■ **Problem to work on**: Extract every line that includes the string "wspólnym".

■ **Extracted records**:
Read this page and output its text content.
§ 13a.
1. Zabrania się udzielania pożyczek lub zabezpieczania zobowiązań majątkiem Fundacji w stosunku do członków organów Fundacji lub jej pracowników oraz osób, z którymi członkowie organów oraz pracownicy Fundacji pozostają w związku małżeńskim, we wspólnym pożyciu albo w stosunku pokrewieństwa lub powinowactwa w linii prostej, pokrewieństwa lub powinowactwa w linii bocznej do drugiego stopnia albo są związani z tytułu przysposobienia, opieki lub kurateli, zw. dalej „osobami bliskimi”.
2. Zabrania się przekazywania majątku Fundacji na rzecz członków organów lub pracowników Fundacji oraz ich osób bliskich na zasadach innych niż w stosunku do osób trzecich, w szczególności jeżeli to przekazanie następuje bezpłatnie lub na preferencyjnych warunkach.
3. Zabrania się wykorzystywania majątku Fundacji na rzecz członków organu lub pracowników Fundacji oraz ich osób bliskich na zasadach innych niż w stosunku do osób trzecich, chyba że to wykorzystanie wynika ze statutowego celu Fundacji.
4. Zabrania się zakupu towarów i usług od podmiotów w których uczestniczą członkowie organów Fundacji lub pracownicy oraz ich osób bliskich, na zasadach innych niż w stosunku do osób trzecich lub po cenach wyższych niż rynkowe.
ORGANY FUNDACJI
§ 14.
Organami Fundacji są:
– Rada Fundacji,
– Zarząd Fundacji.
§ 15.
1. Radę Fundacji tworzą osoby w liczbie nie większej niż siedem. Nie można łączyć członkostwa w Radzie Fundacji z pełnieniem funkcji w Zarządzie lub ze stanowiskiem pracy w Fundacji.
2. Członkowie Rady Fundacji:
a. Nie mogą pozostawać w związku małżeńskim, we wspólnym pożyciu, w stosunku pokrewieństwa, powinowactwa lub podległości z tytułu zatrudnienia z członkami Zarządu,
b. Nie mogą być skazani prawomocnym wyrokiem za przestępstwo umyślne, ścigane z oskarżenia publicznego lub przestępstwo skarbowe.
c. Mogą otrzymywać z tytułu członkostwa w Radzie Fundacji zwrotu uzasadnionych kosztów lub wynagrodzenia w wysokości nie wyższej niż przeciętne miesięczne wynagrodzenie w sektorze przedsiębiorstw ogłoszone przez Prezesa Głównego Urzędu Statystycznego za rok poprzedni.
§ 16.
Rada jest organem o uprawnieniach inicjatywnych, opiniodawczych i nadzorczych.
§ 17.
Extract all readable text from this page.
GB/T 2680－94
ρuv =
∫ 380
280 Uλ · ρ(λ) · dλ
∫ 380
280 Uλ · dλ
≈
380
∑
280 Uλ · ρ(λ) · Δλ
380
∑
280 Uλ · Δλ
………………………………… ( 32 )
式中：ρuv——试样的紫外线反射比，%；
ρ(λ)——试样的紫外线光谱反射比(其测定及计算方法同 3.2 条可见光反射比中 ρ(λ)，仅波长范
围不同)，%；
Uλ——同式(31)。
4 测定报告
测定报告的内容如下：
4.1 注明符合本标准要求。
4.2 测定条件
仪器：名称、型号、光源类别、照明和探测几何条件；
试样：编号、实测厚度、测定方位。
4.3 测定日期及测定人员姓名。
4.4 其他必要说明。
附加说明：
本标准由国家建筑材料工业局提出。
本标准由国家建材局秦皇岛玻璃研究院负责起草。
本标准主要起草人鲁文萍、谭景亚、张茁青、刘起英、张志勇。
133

■ **Result**:
1. Zabrania się udzielania pożyczek lub zabezpieczania zobowiązań majątkiem Fundacji w stosunku do członków organów Fundacji lub jej pracowników oraz osób, z którymi członkowie organów oraz pracownicy Fundacji pozostają w związku małżeńskim, we wspólnym pożyciu albo w stosunku pokrewieństwa lub powinowactwa w linii prostej, pokrewieństwa lub powinowactwa w linii bocznej do drugiego stopnia albo są związani z tytułu przysposobienia, opieki lub kurateli, zw. dalej „osobami bliskimi”.
a. Nie mogą pozostawać w związku małżeńskim, we wspólnym pożyciu, w stosunku pokrewieństwa, powinowactwa lub podległości z tytułu zatrudnienia z członkami Zarządu,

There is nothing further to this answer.